--- Data to process ---

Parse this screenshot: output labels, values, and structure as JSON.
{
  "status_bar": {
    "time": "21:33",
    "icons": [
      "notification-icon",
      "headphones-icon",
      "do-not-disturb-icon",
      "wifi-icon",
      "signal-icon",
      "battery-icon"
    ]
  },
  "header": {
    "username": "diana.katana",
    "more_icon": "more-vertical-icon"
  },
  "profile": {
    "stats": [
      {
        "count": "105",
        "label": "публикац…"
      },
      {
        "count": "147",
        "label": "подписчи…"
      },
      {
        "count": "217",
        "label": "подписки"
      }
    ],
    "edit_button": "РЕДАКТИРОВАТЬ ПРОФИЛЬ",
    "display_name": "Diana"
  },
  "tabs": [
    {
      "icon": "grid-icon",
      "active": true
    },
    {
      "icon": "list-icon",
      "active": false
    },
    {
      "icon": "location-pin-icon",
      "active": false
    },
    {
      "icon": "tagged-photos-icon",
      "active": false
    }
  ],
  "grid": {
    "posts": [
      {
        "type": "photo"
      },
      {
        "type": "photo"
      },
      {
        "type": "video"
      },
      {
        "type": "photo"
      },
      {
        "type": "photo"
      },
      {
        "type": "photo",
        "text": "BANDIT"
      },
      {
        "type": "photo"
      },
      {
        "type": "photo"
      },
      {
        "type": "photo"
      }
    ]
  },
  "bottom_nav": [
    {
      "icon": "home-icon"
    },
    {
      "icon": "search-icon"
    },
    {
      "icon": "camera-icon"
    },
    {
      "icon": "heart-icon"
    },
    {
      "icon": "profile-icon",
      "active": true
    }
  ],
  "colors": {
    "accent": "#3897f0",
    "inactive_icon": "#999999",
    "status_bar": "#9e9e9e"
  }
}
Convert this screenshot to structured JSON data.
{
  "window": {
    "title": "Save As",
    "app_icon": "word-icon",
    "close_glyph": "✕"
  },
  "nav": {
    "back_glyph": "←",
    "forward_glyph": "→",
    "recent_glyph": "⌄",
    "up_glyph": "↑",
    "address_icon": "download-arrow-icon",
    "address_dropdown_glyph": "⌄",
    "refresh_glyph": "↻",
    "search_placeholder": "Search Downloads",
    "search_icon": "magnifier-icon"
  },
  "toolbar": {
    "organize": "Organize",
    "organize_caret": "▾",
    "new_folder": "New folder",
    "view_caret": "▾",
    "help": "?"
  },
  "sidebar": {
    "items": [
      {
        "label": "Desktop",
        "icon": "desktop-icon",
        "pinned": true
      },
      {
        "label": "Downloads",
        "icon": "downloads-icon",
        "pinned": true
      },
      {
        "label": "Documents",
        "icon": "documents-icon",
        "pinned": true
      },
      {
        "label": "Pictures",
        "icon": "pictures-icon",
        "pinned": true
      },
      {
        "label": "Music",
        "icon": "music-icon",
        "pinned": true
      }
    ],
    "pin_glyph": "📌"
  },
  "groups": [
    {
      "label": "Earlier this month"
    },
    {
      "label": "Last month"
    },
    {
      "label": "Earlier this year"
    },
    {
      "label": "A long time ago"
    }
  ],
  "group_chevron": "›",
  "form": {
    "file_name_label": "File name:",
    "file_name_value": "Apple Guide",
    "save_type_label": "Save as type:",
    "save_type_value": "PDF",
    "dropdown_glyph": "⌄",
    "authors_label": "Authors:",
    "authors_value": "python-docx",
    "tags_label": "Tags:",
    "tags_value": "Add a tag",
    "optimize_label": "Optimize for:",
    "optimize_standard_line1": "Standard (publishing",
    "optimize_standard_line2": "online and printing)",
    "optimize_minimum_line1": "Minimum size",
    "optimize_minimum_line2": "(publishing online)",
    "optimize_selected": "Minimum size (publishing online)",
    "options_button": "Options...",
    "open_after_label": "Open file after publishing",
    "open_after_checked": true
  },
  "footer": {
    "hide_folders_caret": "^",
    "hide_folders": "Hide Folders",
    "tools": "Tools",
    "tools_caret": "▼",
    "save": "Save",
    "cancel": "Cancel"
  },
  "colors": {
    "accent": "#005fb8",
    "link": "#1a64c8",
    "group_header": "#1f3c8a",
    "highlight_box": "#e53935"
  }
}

---

◆ **Task goal**:
Repeat the whole listing exactly, keeping every line intact.

◆ **Task answer**:
Parse this screenshot: output labels, values, and structure as JSON.
{
  "status_bar": {
    "time": "21:33",
    "icons": [
      "notification-icon",
      "headphones-icon",
      "do-not-disturb-icon",
      "wifi-icon",
      "signal-icon",
      "battery-icon"
    ]
  },
  "header": {
    "username": "diana.katana",
    "more_icon": "more-vertical-icon"
  },
  "profile": {
    "stats": [
      {
        "count": "105",
        "label": "публикац…"
      },
      {
        "count": "147",
        "label": "подписчи…"
      },
      {
        "count": "217",
        "label": "подписки"
      }
    ],
    "edit_button": "РЕДАКТИРОВАТЬ ПРОФИЛЬ",
    "display_name": "Diana"
  },
  "tabs": [
    {
      "icon": "grid-icon",
      "active": true
    },
    {
      "icon": "list-icon",
      "active": false
    },
    {
      "icon": "location-pin-icon",
      "active": false
    },
    {
      "icon": "tagged-photos-icon",
      "active": false
    }
  ],
  "grid": {
    "posts": [
      {
        "type": "photo"
      },
      {
        "type": "photo"
      },
      {
        "type": "video"
      },
      {
        "type": "photo"
      },
      {
        "type": "photo"
      },
      {
        "type": "photo",
        "text": "BANDIT"
      },
      {
        "type": "photo"
      },
      {
        "type": "photo"
      },
      {
        "type": "photo"
      }
    ]
  },
  "bottom_nav": [
    {
      "icon": "home-icon"
    },
    {
      "icon": "search-icon"
    },
    {
      "icon": "camera-icon"
    },
    {
      "icon": "heart-icon"
    },
    {
      "icon": "profile-icon",
      "active": true
    }
  ],
  "colors": {
    "accent": "#3897f0",
    "inactive_icon": "#999999",
    "status_bar": "#9e9e9e"
  }
}
Convert this screenshot to structured JSON data.
{
  "window": {
    "title": "Save As",
    "app_icon": "word-icon",
    "close_glyph": "✕"
  },
  "nav": {
    "back_glyph": "←",
    "forward_glyph": "→",
    "recent_glyph": "⌄",
    "up_glyph": "↑",
    "address_icon": "download-arrow-icon",
    "address_dropdown_glyph": "⌄",
    "refresh_glyph": "↻",
    "search_placeholder": "Search Downloads",
    "search_icon": "magnifier-icon"
  },
  "toolbar": {
    "organize": "Organize",
    "organize_caret": "▾",
    "new_folder": "New folder",
    "view_caret": "▾",
    "help": "?"
  },
  "sidebar": {
    "items": [
      {
        "label": "Desktop",
        "icon": "desktop-icon",
        "pinned": true
      },
      {
        "label": "Downloads",
        "icon": "downloads-icon",
        "pinned": true
      },
      {
        "label": "Documents",
        "icon": "documents-icon",
        "pinned": true
      },
      {
        "label": "Pictures",
        "icon": "pictures-icon",
        "pinned": true
      },
      {
        "label": "Music",
        "icon": "music-icon",
        "pinned": true
      }
    ],
    "pin_glyph": "📌"
  },
  "groups": [
    {
      "label": "Earlier this month"
    },
    {
      "label": "Last month"
    },
    {
      "label": "Earlier this year"
    },
    {
      "label": "A long time ago"
    }
  ],
  "group_chevron": "›",
  "form": {
    "file_name_label": "File name:",
    "file_name_value": "Apple Guide",
    "save_type_label": "Save as type:",
    "save_type_value": "PDF",
    "dropdown_glyph": "⌄",
    "authors_label": "Authors:",
    "authors_value": "python-docx",
    "tags_label": "Tags:",
    "tags_value": "Add a tag",
    "optimize_label": "Optimize for:",
    "optimize_standard_line1": "Standard (publishing",
    "optimize_standard_line2": "online and printing)",
    "optimize_minimum_line1": "Minimum size",
    "optimize_minimum_line2": "(publishing online)",
    "optimize_selected": "Minimum size (publishing online)",
    "options_button": "Options...",
    "open_after_label": "Open file after publishing",
    "open_after_checked": true
  },
  "footer": {
    "hide_folders_caret": "^",
    "hide_folders": "Hide Folders",
    "tools": "Tools",
    "tools_caret": "▼",
    "save": "Save",
    "cancel": "Cancel"
  },
  "colors": {
    "accent": "#005fb8",
    "link": "#1a64c8",
    "group_header": "#1f3c8a",
    "highlight_box": "#e53935"
  }
}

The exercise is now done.